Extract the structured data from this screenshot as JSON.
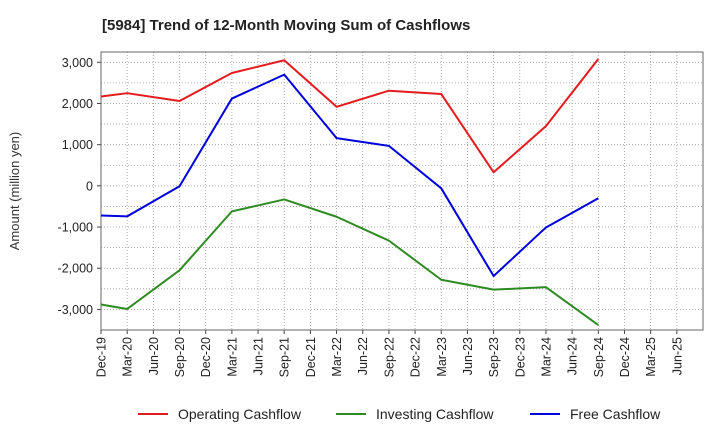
{
  "chart_data": {
    "type": "line",
    "title": "[5984]  Trend of 12-Month Moving Sum of Cashflows",
    "xlabel": "",
    "ylabel": "Amount (million yen)",
    "ylim": [
      -3500,
      3250
    ],
    "yticks": [
      3000,
      2000,
      1000,
      0,
      -1000,
      -2000,
      -3000
    ],
    "ytick_labels": [
      "3,000",
      "2,000",
      "1,000",
      "0",
      "-1,000",
      "-2,000",
      "-3,000"
    ],
    "grid": true,
    "legend_position": "bottom",
    "categories": [
      "Dec-19",
      "Mar-20",
      "Jun-20",
      "Sep-20",
      "Dec-20",
      "Mar-21",
      "Jun-21",
      "Sep-21",
      "Dec-21",
      "Mar-22",
      "Jun-22",
      "Sep-22",
      "Dec-22",
      "Mar-23",
      "Jun-23",
      "Sep-23",
      "Dec-23",
      "Mar-24",
      "Jun-24",
      "Sep-24",
      "Dec-24",
      "Mar-25"
    ],
    "tick_labels": [
      "Dec-19",
      "Mar-20",
      "Jun-20",
      "Sep-20",
      "Dec-20",
      "Mar-21",
      "Jun-21",
      "Sep-21",
      "Dec-21",
      "Mar-22",
      "Jun-22",
      "Sep-22",
      "Dec-22",
      "Mar-23",
      "Jun-23",
      "Sep-23",
      "Dec-23",
      "Mar-24",
      "Jun-24",
      "Sep-24",
      "Dec-24",
      "Mar-25",
      "Jun-25"
    ],
    "series": [
      {
        "name": "Operating Cashflow",
        "color": "#e41a1c",
        "points": [
          {
            "x": "Dec-19",
            "y": 2170
          },
          {
            "x": "Mar-20",
            "y": 2250
          },
          {
            "x": "Sep-20",
            "y": 2060
          },
          {
            "x": "Mar-21",
            "y": 2740
          },
          {
            "x": "Sep-21",
            "y": 3050
          },
          {
            "x": "Mar-22",
            "y": 1920
          },
          {
            "x": "Sep-22",
            "y": 2310
          },
          {
            "x": "Mar-23",
            "y": 2230
          },
          {
            "x": "Sep-23",
            "y": 330
          },
          {
            "x": "Mar-24",
            "y": 1450
          },
          {
            "x": "Sep-24",
            "y": 3080
          }
        ]
      },
      {
        "name": "Investing Cashflow",
        "color": "#2e8b22",
        "points": [
          {
            "x": "Dec-19",
            "y": -2880
          },
          {
            "x": "Mar-20",
            "y": -2990
          },
          {
            "x": "Sep-20",
            "y": -2050
          },
          {
            "x": "Mar-21",
            "y": -620
          },
          {
            "x": "Sep-21",
            "y": -330
          },
          {
            "x": "Mar-22",
            "y": -750
          },
          {
            "x": "Sep-22",
            "y": -1330
          },
          {
            "x": "Mar-23",
            "y": -2280
          },
          {
            "x": "Sep-23",
            "y": -2520
          },
          {
            "x": "Mar-24",
            "y": -2460
          },
          {
            "x": "Sep-24",
            "y": -3380
          }
        ]
      },
      {
        "name": "Free Cashflow",
        "color": "#0000dd",
        "points": [
          {
            "x": "Dec-19",
            "y": -720
          },
          {
            "x": "Mar-20",
            "y": -740
          },
          {
            "x": "Sep-20",
            "y": -10
          },
          {
            "x": "Mar-21",
            "y": 2120
          },
          {
            "x": "Sep-21",
            "y": 2700
          },
          {
            "x": "Mar-22",
            "y": 1160
          },
          {
            "x": "Sep-22",
            "y": 970
          },
          {
            "x": "Mar-23",
            "y": -60
          },
          {
            "x": "Sep-23",
            "y": -2190
          },
          {
            "x": "Mar-24",
            "y": -1010
          },
          {
            "x": "Sep-24",
            "y": -300
          }
        ]
      }
    ]
  }
}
┄┄┄┄┄┄┄┄┄┄
(TASK)
Output the full set of records above without changing a word, and drop the images.

(EXERCISE RESULT)
Extract the structured data from this screenshot as JSON.
{
  "chart_data": {
    "type": "line",
    "title": "[5984]  Trend of 12-Month Moving Sum of Cashflows",
    "xlabel": "",
    "ylabel": "Amount (million yen)",
    "ylim": [
      -3500,
      3250
    ],
    "yticks": [
      3000,
      2000,
      1000,
      0,
      -1000,
      -2000,
      -3000
    ],
    "ytick_labels": [
      "3,000",
      "2,000",
      "1,000",
      "0",
      "-1,000",
      "-2,000",
      "-3,000"
    ],
    "grid": true,
    "legend_position": "bottom",
    "categories": [
      "Dec-19",
      "Mar-20",
      "Jun-20",
      "Sep-20",
      "Dec-20",
      "Mar-21",
      "Jun-21",
      "Sep-21",
      "Dec-21",
      "Mar-22",
      "Jun-22",
      "Sep-22",
      "Dec-22",
      "Mar-23",
      "Jun-23",
      "Sep-23",
      "Dec-23",
      "Mar-24",
      "Jun-24",
      "Sep-24",
      "Dec-24",
      "Mar-25"
    ],
    "tick_labels": [
      "Dec-19",
      "Mar-20",
      "Jun-20",
      "Sep-20",
      "Dec-20",
      "Mar-21",
      "Jun-21",
      "Sep-21",
      "Dec-21",
      "Mar-22",
      "Jun-22",
      "Sep-22",
      "Dec-22",
      "Mar-23",
      "Jun-23",
      "Sep-23",
      "Dec-23",
      "Mar-24",
      "Jun-24",
      "Sep-24",
      "Dec-24",
      "Mar-25",
      "Jun-25"
    ],
    "series": [
      {
        "name": "Operating Cashflow",
        "color": "#e41a1c",
        "points": [
          {
            "x": "Dec-19",
            "y": 2170
          },
          {
            "x": "Mar-20",
            "y": 2250
          },
          {
            "x": "Sep-20",
            "y": 2060
          },
          {
            "x": "Mar-21",
            "y": 2740
          },
          {
            "x": "Sep-21",
            "y": 3050
          },
          {
            "x": "Mar-22",
            "y": 1920
          },
          {
            "x": "Sep-22",
            "y": 2310
          },
          {
            "x": "Mar-23",
            "y": 2230
          },
          {
            "x": "Sep-23",
            "y": 330
          },
          {
            "x": "Mar-24",
            "y": 1450
          },
          {
            "x": "Sep-24",
            "y": 3080
          }
        ]
      },
      {
        "name": "Investing Cashflow",
        "color": "#2e8b22",
        "points": [
          {
            "x": "Dec-19",
            "y": -2880
          },
          {
            "x": "Mar-20",
            "y": -2990
          },
          {
            "x": "Sep-20",
            "y": -2050
          },
          {
            "x": "Mar-21",
            "y": -620
          },
          {
            "x": "Sep-21",
            "y": -330
          },
          {
            "x": "Mar-22",
            "y": -750
          },
          {
            "x": "Sep-22",
            "y": -1330
          },
          {
            "x": "Mar-23",
            "y": -2280
          },
          {
            "x": "Sep-23",
            "y": -2520
          },
          {
            "x": "Mar-24",
            "y": -2460
          },
          {
            "x": "Sep-24",
            "y": -3380
          }
        ]
      },
      {
        "name": "Free Cashflow",
        "color": "#0000dd",
        "points": [
          {
            "x": "Dec-19",
            "y": -720
          },
          {
            "x": "Mar-20",
            "y": -740
          },
          {
            "x": "Sep-20",
            "y": -10
          },
          {
            "x": "Mar-21",
            "y": 2120
          },
          {
            "x": "Sep-21",
            "y": 2700
          },
          {
            "x": "Mar-22",
            "y": 1160
          },
          {
            "x": "Sep-22",
            "y": 970
          },
          {
            "x": "Mar-23",
            "y": -60
          },
          {
            "x": "Sep-23",
            "y": -2190
          },
          {
            "x": "Mar-24",
            "y": -1010
          },
          {
            "x": "Sep-24",
            "y": -300
          }
        ]
      }
    ]
  }
}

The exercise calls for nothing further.